Saved entries:
══════════════════════════════
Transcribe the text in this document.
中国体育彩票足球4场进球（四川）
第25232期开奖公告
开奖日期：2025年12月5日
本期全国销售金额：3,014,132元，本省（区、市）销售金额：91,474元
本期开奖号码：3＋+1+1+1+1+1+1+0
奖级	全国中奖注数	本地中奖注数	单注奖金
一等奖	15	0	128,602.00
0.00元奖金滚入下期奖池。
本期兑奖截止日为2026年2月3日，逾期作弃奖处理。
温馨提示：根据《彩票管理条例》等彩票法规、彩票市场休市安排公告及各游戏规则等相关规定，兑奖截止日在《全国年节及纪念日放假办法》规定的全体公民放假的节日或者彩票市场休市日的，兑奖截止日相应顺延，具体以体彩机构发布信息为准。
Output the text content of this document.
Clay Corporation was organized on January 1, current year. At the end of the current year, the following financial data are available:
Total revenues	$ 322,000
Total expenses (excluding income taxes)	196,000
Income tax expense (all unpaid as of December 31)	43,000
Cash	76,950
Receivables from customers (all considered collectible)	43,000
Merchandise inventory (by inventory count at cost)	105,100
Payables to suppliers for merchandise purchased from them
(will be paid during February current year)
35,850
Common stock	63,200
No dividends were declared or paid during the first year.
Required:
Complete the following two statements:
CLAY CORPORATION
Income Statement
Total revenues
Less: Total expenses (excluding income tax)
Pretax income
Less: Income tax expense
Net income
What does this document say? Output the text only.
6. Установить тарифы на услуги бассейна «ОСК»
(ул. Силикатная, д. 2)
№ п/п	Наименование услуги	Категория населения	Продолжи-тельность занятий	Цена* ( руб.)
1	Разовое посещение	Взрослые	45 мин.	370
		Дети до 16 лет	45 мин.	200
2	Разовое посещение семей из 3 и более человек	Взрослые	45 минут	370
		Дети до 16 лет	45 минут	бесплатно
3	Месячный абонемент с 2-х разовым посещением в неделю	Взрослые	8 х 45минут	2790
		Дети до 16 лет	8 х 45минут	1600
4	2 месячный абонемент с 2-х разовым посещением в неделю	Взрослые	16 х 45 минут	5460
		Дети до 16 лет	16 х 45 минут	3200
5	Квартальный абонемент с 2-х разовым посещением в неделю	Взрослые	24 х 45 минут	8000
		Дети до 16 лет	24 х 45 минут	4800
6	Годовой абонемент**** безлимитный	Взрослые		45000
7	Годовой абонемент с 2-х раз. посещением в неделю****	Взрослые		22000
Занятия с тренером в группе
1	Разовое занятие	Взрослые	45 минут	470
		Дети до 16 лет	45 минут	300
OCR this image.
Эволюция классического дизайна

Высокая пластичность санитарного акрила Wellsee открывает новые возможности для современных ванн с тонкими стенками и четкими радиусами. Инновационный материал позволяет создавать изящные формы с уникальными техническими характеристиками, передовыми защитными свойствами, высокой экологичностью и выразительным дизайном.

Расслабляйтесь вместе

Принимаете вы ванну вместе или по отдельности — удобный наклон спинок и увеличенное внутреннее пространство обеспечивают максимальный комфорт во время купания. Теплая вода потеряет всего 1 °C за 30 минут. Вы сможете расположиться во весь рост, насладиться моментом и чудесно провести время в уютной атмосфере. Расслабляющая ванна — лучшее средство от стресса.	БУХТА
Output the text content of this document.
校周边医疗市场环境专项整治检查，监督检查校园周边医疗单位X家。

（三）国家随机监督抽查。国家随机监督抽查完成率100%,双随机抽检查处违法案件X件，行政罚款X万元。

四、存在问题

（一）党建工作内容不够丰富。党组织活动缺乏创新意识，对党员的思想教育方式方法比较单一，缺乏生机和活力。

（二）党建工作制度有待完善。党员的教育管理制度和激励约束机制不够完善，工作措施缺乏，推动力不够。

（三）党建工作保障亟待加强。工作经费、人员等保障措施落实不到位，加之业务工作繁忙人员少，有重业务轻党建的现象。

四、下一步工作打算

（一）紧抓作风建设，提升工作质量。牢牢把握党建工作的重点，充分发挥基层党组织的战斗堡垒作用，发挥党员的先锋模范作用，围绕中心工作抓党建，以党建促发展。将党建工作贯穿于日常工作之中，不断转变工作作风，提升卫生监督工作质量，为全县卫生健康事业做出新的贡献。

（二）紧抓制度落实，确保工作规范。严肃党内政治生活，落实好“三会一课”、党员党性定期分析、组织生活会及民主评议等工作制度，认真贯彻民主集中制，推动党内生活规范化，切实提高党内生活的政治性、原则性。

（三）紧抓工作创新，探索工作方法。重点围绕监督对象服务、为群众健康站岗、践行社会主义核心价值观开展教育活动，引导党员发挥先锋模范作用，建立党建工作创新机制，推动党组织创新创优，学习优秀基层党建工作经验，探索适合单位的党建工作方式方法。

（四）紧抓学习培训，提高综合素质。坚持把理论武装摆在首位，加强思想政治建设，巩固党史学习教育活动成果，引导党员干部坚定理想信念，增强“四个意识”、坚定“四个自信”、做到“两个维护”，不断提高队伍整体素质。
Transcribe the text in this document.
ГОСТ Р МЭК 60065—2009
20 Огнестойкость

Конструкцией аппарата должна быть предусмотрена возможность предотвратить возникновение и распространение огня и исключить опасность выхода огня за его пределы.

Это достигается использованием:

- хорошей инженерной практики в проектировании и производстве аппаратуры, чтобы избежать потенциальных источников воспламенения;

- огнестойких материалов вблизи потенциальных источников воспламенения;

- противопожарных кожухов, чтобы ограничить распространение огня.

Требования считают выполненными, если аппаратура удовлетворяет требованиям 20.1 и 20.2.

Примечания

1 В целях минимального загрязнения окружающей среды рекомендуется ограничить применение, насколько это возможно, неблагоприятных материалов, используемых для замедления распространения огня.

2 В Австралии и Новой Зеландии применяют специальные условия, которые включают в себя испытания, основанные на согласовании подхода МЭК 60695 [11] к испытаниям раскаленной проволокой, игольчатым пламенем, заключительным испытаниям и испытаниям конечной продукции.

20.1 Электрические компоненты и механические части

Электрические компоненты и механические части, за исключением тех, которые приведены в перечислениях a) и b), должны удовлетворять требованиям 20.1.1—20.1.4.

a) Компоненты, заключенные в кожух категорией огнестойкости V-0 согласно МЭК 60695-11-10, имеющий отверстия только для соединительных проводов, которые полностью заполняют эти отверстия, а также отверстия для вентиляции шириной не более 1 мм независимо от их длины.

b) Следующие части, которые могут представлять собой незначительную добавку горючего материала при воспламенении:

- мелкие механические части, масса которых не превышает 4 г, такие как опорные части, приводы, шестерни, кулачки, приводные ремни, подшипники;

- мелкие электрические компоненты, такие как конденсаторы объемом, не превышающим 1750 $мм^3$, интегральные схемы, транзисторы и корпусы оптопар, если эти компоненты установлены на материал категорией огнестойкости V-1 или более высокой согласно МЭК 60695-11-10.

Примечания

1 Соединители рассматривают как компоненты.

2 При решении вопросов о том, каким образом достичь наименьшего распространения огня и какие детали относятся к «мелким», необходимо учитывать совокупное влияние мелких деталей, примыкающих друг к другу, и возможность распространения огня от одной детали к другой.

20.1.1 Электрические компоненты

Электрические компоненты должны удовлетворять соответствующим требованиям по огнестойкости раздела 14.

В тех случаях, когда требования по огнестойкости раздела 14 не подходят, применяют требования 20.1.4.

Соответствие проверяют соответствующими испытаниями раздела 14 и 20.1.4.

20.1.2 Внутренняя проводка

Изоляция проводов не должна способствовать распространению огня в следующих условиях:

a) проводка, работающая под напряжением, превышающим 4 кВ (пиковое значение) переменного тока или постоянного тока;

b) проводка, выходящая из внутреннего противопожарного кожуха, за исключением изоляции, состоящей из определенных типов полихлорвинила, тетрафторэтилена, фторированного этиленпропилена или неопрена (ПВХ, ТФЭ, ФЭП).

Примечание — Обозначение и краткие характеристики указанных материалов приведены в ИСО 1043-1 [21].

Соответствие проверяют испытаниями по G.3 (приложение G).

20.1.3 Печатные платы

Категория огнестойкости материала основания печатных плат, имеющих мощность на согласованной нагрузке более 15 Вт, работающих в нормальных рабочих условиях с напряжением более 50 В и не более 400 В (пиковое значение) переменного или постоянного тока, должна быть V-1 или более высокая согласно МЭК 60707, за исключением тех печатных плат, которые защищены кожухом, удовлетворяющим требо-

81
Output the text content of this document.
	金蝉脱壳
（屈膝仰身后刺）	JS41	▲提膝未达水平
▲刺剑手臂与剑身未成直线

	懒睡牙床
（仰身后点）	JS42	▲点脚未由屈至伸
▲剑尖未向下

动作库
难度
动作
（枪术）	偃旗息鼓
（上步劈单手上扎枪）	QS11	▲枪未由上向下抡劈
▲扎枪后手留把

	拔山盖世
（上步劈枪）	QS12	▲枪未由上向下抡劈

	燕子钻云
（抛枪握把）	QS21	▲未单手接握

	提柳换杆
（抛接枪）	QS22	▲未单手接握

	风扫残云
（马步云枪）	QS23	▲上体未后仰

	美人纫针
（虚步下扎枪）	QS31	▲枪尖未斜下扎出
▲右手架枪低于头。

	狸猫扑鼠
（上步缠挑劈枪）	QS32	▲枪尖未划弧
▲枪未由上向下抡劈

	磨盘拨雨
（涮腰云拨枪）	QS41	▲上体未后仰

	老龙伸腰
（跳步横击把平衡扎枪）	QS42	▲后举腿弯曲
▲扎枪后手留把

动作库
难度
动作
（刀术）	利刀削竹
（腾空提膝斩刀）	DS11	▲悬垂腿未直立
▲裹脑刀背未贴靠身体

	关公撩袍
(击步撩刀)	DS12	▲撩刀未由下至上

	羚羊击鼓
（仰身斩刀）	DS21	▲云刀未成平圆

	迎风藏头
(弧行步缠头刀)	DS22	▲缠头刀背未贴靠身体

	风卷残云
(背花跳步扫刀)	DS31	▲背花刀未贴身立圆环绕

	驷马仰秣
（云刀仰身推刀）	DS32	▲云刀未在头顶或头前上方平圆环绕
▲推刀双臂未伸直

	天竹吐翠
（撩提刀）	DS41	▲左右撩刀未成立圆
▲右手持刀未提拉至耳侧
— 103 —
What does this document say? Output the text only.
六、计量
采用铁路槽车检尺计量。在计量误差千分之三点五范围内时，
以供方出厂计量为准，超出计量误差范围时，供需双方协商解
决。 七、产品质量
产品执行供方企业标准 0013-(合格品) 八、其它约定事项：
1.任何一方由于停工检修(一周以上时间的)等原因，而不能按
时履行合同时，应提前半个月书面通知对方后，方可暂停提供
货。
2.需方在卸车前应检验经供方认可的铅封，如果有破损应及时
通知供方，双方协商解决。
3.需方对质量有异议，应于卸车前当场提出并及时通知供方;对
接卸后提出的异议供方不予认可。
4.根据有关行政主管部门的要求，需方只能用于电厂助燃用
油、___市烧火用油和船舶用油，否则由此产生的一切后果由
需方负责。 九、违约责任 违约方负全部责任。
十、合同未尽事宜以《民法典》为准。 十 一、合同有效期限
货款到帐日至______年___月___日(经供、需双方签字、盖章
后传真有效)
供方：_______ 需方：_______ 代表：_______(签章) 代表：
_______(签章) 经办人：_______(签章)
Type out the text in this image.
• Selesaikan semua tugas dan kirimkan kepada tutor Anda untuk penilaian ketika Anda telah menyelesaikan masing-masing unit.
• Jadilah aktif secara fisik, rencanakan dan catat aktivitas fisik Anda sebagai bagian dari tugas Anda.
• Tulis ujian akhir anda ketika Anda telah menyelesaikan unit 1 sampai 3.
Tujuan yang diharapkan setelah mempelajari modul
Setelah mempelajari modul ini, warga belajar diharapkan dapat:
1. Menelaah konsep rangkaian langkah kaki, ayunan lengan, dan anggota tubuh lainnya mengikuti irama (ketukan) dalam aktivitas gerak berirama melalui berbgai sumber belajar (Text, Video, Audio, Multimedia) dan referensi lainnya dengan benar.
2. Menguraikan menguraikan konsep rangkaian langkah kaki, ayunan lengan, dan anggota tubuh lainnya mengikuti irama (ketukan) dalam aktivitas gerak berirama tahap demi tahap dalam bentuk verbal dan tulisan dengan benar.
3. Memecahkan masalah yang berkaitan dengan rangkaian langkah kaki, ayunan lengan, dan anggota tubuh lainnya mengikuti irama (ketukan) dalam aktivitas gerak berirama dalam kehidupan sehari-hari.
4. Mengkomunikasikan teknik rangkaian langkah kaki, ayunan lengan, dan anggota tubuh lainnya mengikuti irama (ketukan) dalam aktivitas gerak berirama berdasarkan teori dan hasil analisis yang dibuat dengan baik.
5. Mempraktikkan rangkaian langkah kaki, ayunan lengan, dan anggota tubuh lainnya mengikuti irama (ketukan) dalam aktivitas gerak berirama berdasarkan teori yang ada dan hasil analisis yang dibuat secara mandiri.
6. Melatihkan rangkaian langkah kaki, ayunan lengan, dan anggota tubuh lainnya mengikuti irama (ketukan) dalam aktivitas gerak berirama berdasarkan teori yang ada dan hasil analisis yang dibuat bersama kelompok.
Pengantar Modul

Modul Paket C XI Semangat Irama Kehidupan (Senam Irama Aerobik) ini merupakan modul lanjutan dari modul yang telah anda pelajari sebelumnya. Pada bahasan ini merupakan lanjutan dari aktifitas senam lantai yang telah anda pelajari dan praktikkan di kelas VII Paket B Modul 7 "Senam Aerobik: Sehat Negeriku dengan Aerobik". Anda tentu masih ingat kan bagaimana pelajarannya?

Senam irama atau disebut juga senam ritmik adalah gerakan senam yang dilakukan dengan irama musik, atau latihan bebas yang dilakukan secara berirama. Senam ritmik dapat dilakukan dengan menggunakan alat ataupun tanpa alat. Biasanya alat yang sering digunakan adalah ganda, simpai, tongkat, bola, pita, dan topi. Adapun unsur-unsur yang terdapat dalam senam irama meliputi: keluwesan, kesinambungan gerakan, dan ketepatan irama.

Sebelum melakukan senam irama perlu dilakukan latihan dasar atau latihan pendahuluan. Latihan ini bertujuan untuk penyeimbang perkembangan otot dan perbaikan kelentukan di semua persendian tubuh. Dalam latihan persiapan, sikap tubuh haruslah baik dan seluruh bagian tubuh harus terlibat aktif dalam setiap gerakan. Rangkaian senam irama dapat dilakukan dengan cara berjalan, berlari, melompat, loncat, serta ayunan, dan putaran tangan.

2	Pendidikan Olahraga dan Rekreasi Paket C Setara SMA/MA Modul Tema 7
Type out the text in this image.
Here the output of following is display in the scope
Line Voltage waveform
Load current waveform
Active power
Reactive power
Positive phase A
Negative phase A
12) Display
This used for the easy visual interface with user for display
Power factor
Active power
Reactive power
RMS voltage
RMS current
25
══════════════════════════════
Set task →
Report all lines of the material that contain the word "ограничить".

Exercise output →
- противопожарных кожухов, чтобы ограничить распространение огня.
1 В целях минимального загрязнения окружающей среды рекомендуется ограничить применение, насколько это возможно, неблагоприятных материалов, используемых для замедления распространения огня.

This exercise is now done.